**Work instructions:**
Count how many lines hold the word "como" and give that number as the whole answer.

## Start Data for this exercise

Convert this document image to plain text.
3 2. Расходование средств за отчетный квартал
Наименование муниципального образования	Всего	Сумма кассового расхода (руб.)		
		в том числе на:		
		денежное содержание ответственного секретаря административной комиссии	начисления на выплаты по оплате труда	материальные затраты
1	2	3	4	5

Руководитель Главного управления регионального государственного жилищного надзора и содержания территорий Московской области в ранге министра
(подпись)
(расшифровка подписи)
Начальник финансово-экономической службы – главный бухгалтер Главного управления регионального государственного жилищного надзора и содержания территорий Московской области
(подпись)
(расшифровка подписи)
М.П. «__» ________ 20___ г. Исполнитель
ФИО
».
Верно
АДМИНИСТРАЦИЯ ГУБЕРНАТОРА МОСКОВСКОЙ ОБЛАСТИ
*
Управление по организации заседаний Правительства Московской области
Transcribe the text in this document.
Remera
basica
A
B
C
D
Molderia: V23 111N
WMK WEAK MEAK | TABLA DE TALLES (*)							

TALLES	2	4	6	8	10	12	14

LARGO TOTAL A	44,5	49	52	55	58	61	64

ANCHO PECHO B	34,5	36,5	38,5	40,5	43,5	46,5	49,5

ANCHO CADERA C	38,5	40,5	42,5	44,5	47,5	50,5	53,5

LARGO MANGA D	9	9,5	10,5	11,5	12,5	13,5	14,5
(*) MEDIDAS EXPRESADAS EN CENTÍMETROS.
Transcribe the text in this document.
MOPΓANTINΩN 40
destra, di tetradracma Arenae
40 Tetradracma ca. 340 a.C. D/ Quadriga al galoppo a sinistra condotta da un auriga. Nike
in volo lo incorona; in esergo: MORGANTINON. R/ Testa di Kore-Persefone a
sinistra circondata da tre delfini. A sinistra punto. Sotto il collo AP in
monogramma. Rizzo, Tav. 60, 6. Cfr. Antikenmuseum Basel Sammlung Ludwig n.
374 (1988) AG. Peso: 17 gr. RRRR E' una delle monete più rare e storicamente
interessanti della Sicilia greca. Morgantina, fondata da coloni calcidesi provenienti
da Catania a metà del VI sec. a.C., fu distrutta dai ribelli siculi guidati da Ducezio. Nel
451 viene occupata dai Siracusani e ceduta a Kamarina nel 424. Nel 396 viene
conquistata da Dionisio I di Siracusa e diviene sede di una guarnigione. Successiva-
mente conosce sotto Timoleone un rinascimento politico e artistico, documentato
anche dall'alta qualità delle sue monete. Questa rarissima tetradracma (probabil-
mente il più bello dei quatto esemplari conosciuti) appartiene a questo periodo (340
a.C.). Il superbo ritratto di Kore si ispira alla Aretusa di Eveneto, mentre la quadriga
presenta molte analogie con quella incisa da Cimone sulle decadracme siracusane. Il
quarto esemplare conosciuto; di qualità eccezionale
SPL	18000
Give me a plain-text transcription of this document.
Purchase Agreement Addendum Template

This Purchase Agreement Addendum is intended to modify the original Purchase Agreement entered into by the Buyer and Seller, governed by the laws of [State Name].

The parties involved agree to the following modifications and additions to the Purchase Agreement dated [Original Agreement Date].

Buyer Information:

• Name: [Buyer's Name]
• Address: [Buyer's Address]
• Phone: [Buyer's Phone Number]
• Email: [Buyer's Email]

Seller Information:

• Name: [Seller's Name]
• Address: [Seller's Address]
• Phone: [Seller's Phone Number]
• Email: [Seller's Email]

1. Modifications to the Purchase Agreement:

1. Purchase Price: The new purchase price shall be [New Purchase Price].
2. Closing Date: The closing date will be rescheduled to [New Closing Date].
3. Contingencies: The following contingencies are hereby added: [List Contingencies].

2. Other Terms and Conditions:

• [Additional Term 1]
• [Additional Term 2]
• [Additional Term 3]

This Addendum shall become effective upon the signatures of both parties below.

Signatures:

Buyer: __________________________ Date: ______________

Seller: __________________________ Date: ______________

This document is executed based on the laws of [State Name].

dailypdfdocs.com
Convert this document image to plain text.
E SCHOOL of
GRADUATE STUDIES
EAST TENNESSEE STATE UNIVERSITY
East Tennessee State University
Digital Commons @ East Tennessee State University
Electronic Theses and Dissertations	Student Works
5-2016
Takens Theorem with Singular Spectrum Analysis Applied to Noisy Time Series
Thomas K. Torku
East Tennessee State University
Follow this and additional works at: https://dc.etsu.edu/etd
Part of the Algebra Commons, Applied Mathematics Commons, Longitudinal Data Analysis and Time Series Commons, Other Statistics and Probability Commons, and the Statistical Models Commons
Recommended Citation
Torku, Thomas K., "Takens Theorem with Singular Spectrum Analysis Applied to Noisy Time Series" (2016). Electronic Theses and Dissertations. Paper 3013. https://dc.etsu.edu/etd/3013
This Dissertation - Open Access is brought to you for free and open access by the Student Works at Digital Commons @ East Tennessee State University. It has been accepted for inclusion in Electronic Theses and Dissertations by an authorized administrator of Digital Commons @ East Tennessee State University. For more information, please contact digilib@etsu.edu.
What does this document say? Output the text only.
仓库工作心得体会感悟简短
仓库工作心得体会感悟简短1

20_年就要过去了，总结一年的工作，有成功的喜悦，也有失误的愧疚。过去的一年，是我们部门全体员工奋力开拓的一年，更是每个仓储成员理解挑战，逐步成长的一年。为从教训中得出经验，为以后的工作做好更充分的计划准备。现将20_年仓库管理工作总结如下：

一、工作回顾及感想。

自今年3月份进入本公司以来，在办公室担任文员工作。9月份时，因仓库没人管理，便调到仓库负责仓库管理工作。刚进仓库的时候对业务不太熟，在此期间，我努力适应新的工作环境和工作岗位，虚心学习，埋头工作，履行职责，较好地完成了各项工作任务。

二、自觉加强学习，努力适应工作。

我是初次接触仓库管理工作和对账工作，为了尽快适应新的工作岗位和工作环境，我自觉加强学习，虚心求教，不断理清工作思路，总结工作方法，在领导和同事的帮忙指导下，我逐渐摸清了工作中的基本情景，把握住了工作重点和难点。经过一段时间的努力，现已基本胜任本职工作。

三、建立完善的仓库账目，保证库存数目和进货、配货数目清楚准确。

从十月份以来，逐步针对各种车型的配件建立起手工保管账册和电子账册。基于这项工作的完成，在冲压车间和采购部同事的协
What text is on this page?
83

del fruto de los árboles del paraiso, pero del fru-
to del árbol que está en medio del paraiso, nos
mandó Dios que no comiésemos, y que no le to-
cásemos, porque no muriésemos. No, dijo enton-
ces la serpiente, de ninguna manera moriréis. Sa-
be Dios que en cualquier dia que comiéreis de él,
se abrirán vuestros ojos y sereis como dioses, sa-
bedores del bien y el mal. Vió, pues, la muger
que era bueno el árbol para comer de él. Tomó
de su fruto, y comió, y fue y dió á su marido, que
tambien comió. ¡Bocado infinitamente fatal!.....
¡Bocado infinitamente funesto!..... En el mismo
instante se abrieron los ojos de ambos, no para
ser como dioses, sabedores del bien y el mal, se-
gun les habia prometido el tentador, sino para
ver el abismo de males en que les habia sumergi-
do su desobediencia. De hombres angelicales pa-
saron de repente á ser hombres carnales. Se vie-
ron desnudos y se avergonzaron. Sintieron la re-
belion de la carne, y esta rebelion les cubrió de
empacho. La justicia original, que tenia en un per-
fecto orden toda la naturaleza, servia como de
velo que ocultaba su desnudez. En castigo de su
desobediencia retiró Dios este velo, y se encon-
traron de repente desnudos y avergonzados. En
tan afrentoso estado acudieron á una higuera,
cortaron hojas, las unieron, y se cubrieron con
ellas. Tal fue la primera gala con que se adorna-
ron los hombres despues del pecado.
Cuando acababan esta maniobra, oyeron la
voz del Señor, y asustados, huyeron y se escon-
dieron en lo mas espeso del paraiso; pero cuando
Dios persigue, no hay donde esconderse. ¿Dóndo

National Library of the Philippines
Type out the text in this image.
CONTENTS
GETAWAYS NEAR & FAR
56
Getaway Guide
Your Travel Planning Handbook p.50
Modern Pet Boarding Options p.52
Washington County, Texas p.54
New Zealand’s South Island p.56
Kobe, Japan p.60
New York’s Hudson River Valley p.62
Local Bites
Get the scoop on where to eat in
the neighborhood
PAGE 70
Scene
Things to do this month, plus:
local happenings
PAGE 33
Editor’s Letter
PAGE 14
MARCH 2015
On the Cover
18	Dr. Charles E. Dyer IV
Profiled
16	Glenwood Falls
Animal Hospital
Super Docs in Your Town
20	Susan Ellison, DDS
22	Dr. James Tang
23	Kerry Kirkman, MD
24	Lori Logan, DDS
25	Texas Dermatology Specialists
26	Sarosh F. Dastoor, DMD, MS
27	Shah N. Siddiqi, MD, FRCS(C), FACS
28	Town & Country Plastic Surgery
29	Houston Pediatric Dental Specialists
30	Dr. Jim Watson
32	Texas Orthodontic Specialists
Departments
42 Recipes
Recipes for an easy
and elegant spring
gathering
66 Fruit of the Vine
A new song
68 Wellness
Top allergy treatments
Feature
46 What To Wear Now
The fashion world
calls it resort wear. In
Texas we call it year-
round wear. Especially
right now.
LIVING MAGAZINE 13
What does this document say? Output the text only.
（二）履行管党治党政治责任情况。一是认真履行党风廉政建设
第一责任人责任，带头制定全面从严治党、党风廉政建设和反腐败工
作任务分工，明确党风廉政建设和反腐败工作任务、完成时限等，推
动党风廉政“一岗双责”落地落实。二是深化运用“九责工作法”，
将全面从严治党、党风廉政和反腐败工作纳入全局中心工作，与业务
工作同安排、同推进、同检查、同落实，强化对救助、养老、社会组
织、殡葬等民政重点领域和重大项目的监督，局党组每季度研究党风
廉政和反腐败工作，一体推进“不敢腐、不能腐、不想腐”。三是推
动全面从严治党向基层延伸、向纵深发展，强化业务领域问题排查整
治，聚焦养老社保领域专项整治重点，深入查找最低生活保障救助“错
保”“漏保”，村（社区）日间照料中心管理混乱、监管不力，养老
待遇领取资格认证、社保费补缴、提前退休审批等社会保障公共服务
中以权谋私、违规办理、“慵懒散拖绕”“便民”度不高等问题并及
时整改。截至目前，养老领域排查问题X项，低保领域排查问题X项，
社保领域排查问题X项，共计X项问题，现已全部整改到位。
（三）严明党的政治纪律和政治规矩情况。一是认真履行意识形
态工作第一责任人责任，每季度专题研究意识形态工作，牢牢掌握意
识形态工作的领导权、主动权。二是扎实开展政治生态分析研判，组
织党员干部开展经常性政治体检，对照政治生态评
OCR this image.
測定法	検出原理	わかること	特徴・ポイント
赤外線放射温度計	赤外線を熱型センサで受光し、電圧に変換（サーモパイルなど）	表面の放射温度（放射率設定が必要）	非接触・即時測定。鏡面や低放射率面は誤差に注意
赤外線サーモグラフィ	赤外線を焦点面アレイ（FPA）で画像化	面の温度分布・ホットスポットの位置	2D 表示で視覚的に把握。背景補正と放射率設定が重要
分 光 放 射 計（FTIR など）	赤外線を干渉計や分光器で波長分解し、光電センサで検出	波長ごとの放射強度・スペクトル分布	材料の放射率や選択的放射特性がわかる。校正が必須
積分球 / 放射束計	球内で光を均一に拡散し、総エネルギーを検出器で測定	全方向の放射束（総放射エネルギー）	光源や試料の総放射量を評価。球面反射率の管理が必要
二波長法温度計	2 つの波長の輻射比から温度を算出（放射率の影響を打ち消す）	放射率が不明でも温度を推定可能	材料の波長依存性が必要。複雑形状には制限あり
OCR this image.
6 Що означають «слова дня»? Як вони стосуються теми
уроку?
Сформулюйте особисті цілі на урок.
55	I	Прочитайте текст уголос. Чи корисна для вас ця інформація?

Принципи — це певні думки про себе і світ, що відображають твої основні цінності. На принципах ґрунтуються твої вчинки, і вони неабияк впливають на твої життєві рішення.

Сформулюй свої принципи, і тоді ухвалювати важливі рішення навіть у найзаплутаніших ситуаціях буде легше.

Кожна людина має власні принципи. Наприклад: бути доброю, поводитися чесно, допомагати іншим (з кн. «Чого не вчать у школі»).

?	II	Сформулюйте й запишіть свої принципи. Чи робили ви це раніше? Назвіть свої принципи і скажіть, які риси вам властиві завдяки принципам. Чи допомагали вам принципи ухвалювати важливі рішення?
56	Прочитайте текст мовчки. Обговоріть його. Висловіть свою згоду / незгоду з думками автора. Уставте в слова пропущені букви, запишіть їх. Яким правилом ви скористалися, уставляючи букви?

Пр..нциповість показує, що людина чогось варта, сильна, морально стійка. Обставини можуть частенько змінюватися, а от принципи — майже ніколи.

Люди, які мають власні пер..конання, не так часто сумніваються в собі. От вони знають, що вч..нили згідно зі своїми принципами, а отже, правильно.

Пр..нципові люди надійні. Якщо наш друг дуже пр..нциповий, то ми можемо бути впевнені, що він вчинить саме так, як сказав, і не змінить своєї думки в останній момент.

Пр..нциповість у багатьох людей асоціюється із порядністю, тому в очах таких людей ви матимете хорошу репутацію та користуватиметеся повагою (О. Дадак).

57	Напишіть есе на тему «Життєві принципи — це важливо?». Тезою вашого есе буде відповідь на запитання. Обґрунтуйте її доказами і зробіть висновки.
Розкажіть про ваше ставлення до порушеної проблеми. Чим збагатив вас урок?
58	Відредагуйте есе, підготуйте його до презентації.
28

## End Data for this exercise

**Right answer:**
3